= Job =
Your task is to transcribe all the entries exactly, excluding pictures.
** BEGIN Data for this task **
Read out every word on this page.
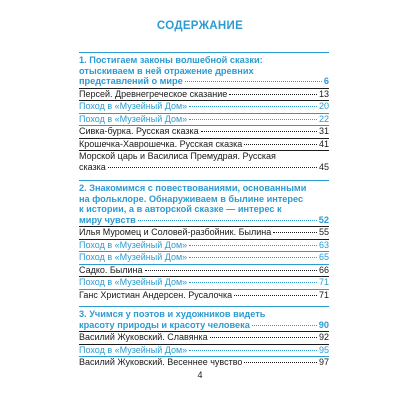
СОДЕРЖАНИЕ
1. Постигаем законы волшебной сказки:
отыскиваем в ней отражение древних
представлений о мире	6
Персей. Древнегреческое сказание	13
Поход в «Музейный Дом»	20
Поход в «Музейный Дом»	22
Сивка-бурка. Русская сказка	31
Крошечка-Хаврошечка. Русская сказка	41
Морской царь и Василиса Премудрая. Русская
сказка	45
2. Знакомимся с повествованиями, основанными
на фольклоре. Обнаруживаем в былине интерес
к истории, а в авторской сказке — интерес к
миру чувств	52
Илья Муромец и Соловей-разбойник. Былина	55
Поход в «Музейный Дом»	63
Поход в «Музейный Дом»	65
Садко. Былина	66
Поход в «Музейный Дом»	71
Ганс Христиан Андерсен. Русалочка	71
3. Учимся у поэтов и художников видеть
красоту природы и красоту человека	90
Василий Жуковский. Славянка	92
Поход в «Музейный Дом»	95
Василий Жуковский. Весеннее чувство	97
4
** END Data for this task **
= Expected answer =
Read out every word on this page.
СОДЕРЖАНИЕ
1. Постигаем законы волшебной сказки:
отыскиваем в ней отражение древних
представлений о мире	6
Персей. Древнегреческое сказание	13
Поход в «Музейный Дом»	20
Поход в «Музейный Дом»	22
Сивка-бурка. Русская сказка	31
Крошечка-Хаврошечка. Русская сказка	41
Морской царь и Василиса Премудрая. Русская
сказка	45
2. Знакомимся с повествованиями, основанными
на фольклоре. Обнаруживаем в былине интерес
к истории, а в авторской сказке — интерес к
миру чувств	52
Илья Муромец и Соловей-разбойник. Былина	55
Поход в «Музейный Дом»	63
Поход в «Музейный Дом»	65
Садко. Былина	66
Поход в «Музейный Дом»	71
Ганс Христиан Андерсен. Русалочка	71
3. Учимся у поэтов и художников видеть
красоту природы и красоту человека	90
Василий Жуковский. Славянка	92
Поход в «Музейный Дом»	95
Василий Жуковский. Весеннее чувство	97
4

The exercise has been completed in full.